■ Written instruction:
Scan the entries below and extract each line with the word "defined" in it.

# start of Data supplied

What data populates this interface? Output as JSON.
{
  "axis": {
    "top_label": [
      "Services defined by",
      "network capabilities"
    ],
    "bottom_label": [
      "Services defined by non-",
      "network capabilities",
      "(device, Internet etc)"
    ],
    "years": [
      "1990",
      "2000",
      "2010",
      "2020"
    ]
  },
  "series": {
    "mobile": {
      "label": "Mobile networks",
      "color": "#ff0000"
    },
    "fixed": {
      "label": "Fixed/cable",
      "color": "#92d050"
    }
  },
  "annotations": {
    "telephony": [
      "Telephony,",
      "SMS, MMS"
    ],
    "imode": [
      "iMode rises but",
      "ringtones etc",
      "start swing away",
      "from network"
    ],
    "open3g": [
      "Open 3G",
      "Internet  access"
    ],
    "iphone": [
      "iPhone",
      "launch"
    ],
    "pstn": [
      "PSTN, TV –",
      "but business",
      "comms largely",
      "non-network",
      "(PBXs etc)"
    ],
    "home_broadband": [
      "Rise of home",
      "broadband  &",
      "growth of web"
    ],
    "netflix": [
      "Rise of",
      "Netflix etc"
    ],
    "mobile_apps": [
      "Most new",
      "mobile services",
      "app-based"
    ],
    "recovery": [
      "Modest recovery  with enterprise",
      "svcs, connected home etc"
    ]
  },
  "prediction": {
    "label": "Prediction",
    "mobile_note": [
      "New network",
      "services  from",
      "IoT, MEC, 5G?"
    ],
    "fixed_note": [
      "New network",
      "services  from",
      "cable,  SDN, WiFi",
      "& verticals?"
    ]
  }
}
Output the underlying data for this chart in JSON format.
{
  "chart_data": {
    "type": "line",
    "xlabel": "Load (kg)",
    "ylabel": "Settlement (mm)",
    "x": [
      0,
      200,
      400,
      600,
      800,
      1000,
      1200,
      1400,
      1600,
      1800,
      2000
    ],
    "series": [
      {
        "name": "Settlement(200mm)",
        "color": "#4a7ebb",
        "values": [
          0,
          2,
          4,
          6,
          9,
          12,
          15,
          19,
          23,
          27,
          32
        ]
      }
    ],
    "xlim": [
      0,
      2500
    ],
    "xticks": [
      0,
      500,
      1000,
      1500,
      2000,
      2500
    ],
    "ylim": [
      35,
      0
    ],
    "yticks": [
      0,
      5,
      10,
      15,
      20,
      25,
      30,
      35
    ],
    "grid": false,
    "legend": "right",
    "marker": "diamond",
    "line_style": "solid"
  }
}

# end of Data supplied

■ Exercise output:
      "Services defined by",
      "Services defined by non-",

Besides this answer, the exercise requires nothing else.